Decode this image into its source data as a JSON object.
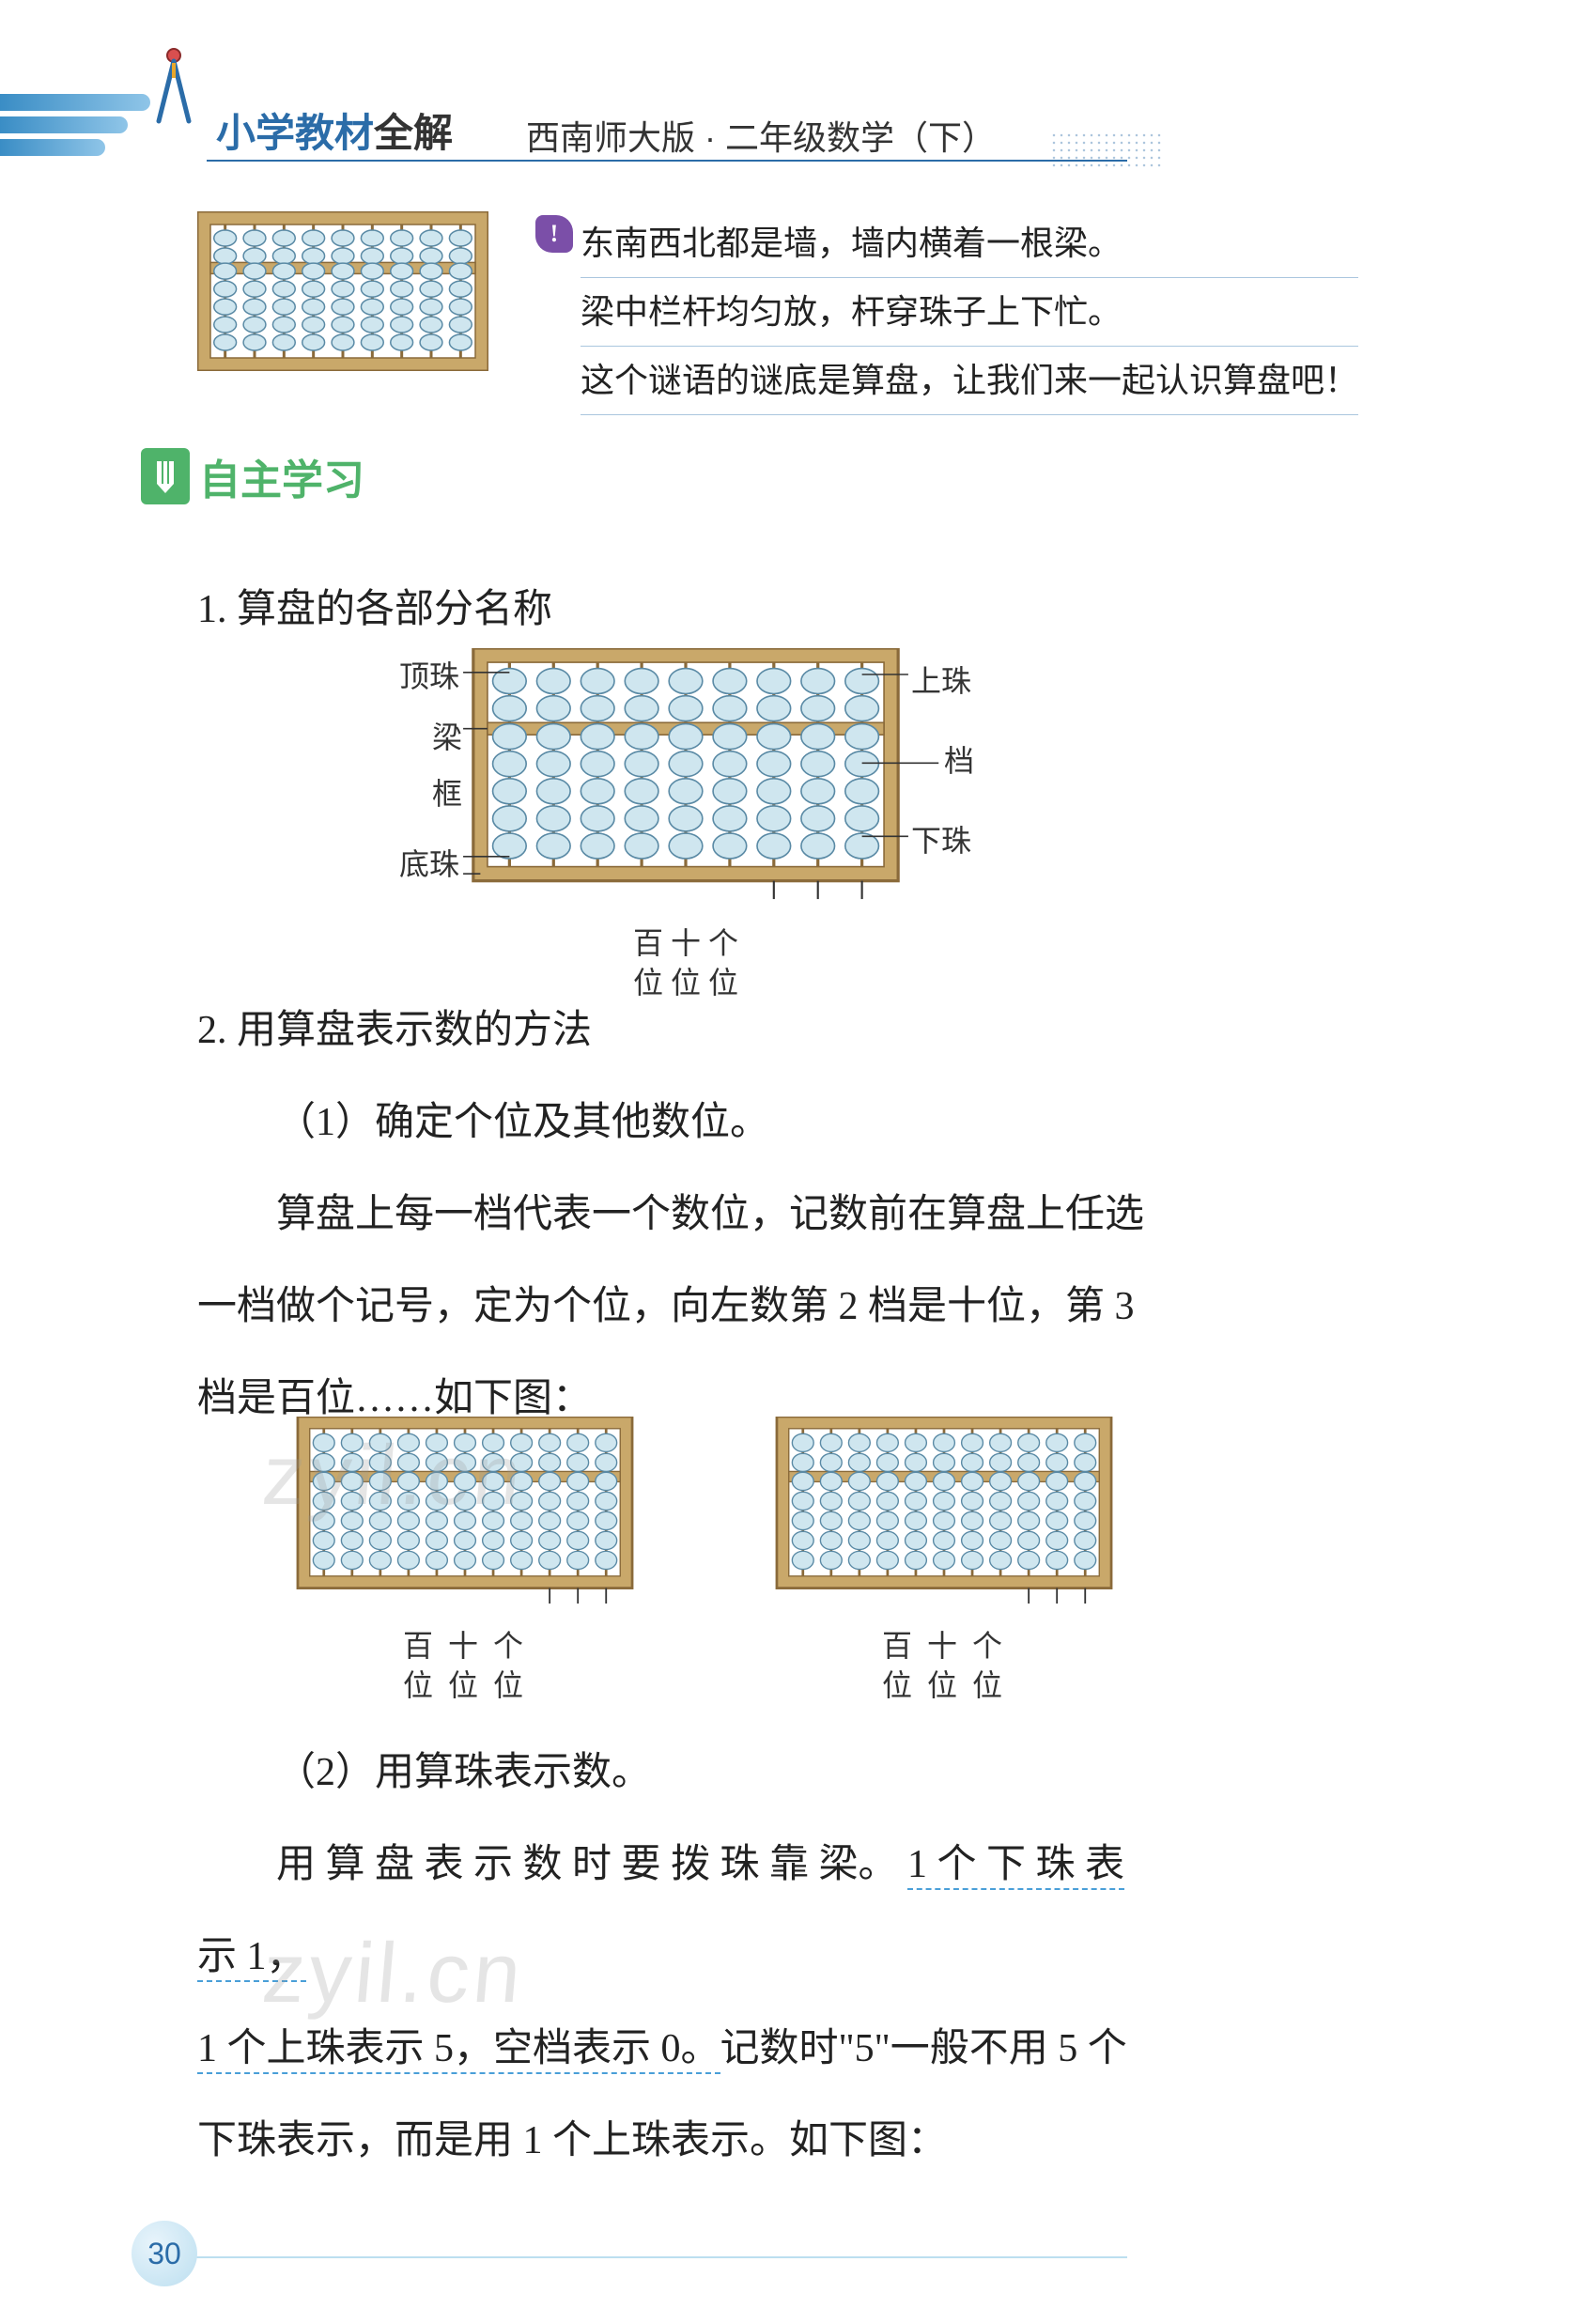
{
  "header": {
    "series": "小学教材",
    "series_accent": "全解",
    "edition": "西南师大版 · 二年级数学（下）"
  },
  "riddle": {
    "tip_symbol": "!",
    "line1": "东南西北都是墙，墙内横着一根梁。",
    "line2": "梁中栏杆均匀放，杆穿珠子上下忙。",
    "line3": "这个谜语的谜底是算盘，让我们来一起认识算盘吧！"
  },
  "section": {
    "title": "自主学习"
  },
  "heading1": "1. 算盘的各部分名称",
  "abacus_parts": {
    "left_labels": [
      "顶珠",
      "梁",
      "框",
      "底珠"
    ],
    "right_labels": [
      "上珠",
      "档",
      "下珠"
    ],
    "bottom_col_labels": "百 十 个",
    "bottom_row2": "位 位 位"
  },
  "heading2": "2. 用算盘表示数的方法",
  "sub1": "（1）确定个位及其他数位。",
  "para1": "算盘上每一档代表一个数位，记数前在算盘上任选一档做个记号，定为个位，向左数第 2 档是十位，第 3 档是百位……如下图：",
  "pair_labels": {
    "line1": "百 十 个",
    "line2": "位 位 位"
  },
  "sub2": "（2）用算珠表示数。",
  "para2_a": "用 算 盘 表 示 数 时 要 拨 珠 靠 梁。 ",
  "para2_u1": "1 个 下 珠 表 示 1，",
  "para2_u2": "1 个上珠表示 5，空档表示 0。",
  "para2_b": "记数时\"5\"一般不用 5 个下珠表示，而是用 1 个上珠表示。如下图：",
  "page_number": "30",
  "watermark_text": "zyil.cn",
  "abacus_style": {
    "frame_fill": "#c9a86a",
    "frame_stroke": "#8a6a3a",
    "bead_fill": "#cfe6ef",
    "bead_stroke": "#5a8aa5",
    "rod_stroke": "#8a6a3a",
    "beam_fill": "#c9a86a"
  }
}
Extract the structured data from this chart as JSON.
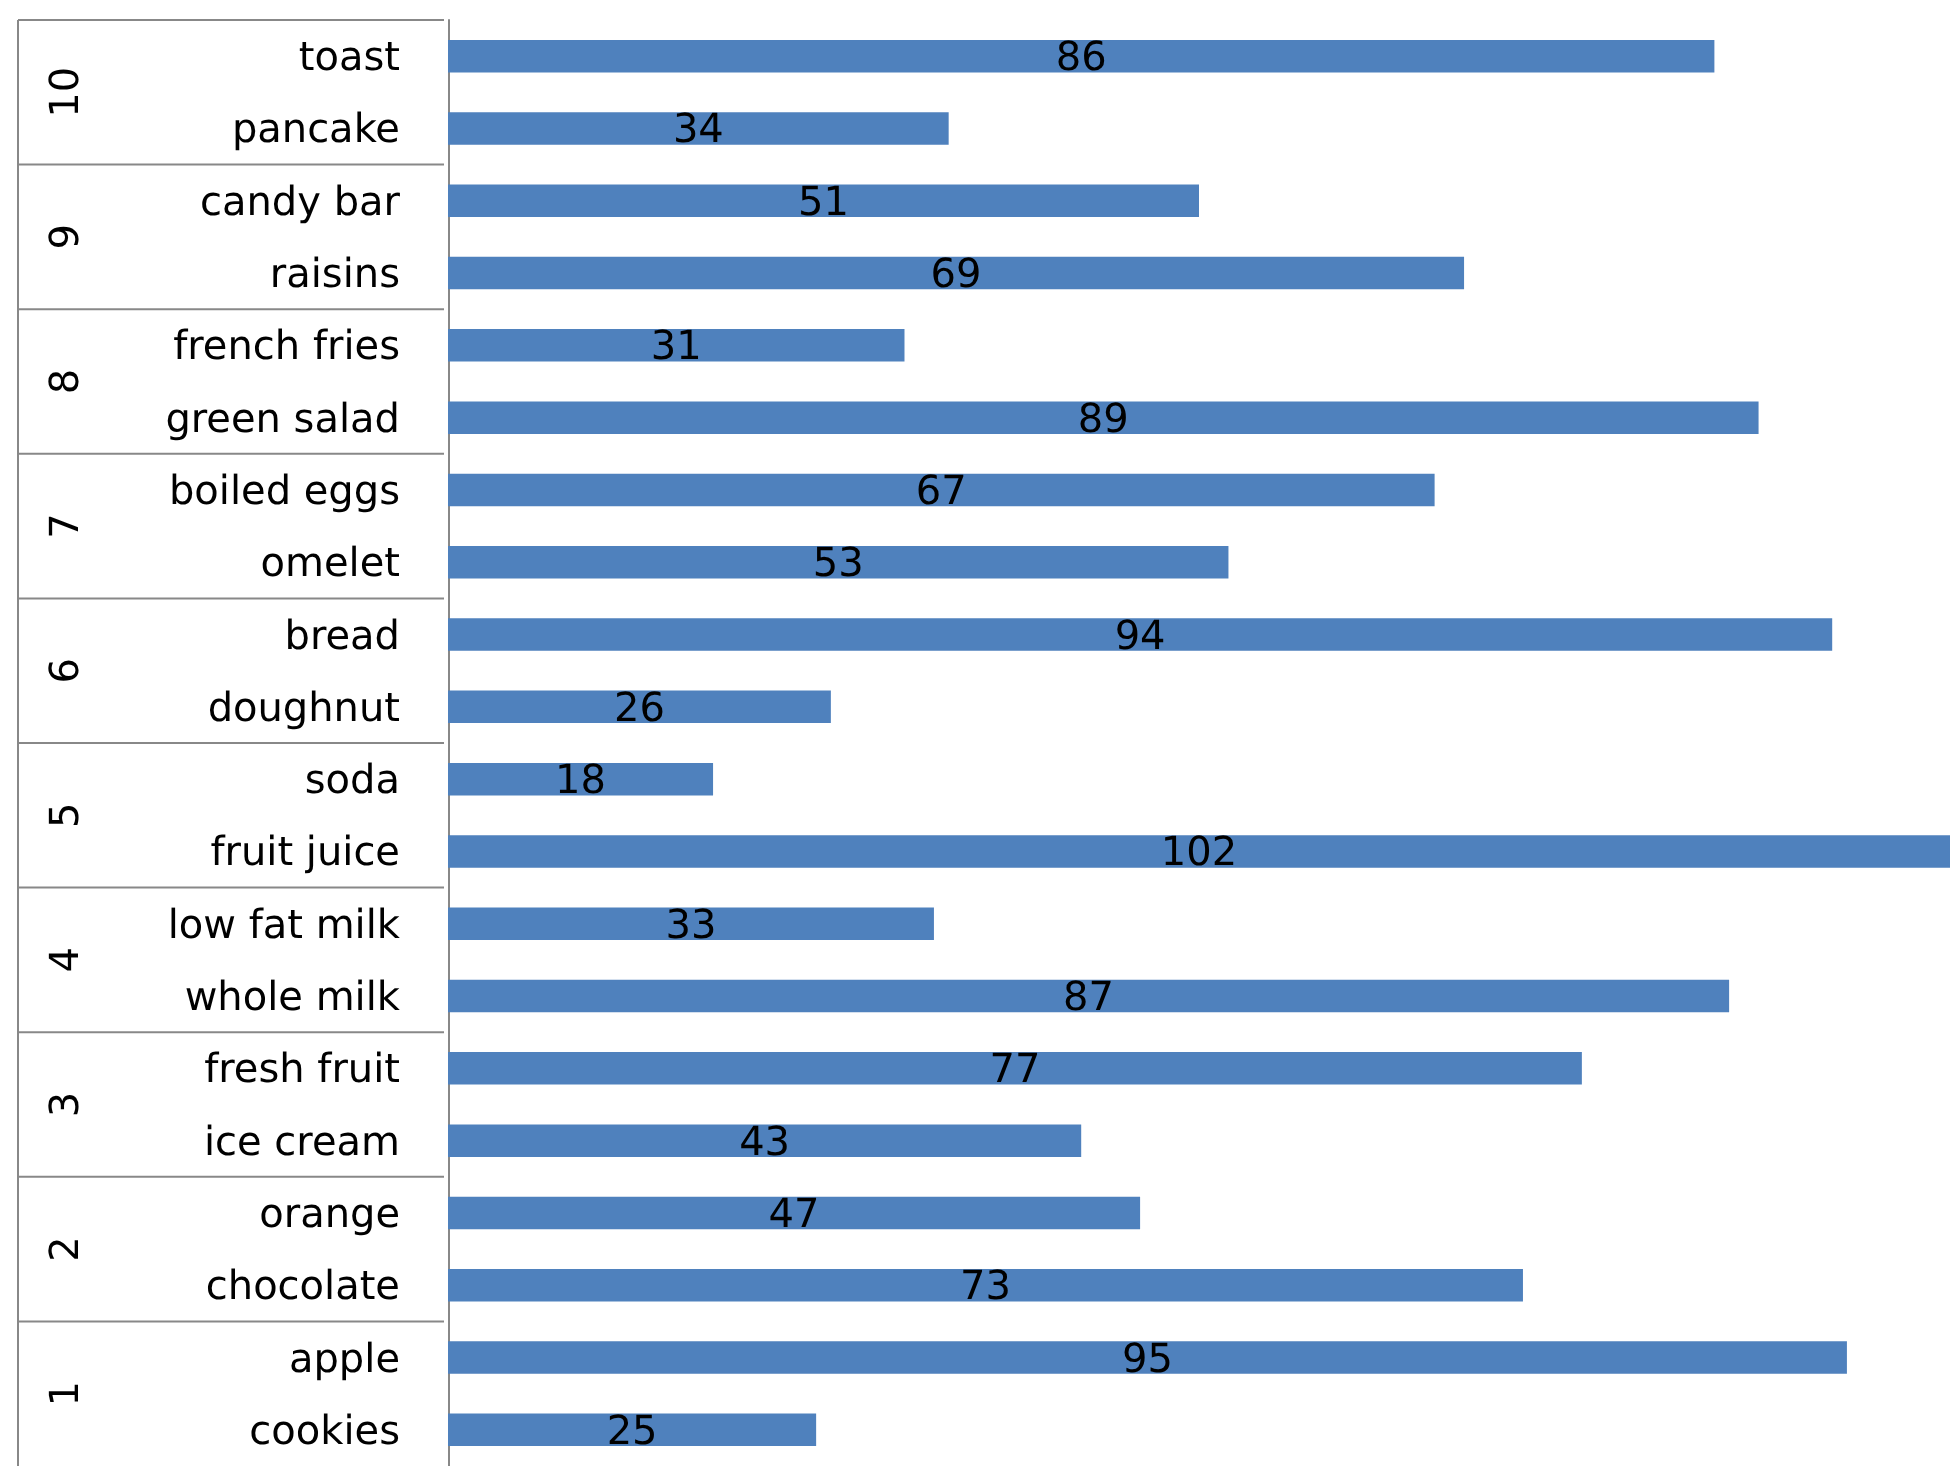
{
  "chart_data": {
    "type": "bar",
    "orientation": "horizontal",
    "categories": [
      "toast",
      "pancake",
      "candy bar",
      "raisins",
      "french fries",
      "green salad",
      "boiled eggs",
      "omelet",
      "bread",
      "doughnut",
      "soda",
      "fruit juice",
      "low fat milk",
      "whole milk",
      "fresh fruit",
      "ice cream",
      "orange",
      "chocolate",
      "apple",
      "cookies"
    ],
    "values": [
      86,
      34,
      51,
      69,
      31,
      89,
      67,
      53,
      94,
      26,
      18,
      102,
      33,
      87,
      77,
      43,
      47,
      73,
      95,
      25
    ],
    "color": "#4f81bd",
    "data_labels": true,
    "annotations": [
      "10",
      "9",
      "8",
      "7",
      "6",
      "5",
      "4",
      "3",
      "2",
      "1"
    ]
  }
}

● **Short exercise**
Quote, word for word and nothing more, every line from the line with "Extract the structured" to the end of the entries, including both ends; skip any pictures.

● **Result for this exercise**
Extract the structured data from this chart as JSON.
{
  "chart_data": {
    "type": "bar",
    "orientation": "horizontal",
    "categories": [
      "toast",
      "pancake",
      "candy bar",
      "raisins",
      "french fries",
      "green salad",
      "boiled eggs",
      "omelet",
      "bread",
      "doughnut",
      "soda",
      "fruit juice",
      "low fat milk",
      "whole milk",
      "fresh fruit",
      "ice cream",
      "orange",
      "chocolate",
      "apple",
      "cookies"
    ],
    "values": [
      86,
      34,
      51,
      69,
      31,
      89,
      67,
      53,
      94,
      26,
      18,
      102,
      33,
      87,
      77,
      43,
      47,
      73,
      95,
      25
    ],
    "color": "#4f81bd",
    "data_labels": true,
    "annotations": [
      "10",
      "9",
      "8",
      "7",
      "6",
      "5",
      "4",
      "3",
      "2",
      "1"
    ]
  }
}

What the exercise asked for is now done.